_Exercise task:_
Go through the data below. List every line that holds the word "Tình".
○ ○ ○
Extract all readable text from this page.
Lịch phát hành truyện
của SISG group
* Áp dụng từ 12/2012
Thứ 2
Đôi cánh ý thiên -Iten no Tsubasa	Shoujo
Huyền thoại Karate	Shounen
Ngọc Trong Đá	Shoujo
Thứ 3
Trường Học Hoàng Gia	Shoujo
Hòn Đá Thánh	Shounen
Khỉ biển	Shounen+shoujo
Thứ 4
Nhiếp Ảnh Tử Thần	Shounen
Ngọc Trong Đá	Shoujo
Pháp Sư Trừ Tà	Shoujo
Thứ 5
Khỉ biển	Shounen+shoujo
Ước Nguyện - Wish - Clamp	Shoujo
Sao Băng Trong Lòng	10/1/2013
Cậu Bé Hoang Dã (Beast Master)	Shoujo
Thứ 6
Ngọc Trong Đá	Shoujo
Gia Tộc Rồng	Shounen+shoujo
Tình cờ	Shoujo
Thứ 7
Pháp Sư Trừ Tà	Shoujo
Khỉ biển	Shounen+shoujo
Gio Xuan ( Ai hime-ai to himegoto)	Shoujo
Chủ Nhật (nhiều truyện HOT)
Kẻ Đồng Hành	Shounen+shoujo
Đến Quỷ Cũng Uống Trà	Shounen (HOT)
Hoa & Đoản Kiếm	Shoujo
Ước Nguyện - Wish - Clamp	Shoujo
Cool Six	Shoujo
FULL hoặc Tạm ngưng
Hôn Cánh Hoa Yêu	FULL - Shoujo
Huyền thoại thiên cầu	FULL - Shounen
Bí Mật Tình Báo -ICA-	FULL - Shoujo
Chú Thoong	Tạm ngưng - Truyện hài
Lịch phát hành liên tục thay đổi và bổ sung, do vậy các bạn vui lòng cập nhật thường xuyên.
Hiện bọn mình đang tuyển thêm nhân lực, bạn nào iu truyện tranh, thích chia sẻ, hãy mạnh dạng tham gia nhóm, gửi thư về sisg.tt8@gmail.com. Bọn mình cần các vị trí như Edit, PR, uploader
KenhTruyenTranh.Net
○ ○ ○
_Written answer:_
Tình cờ	Shoujo
Bí Mật Tình Báo -ICA-	FULL - Shoujo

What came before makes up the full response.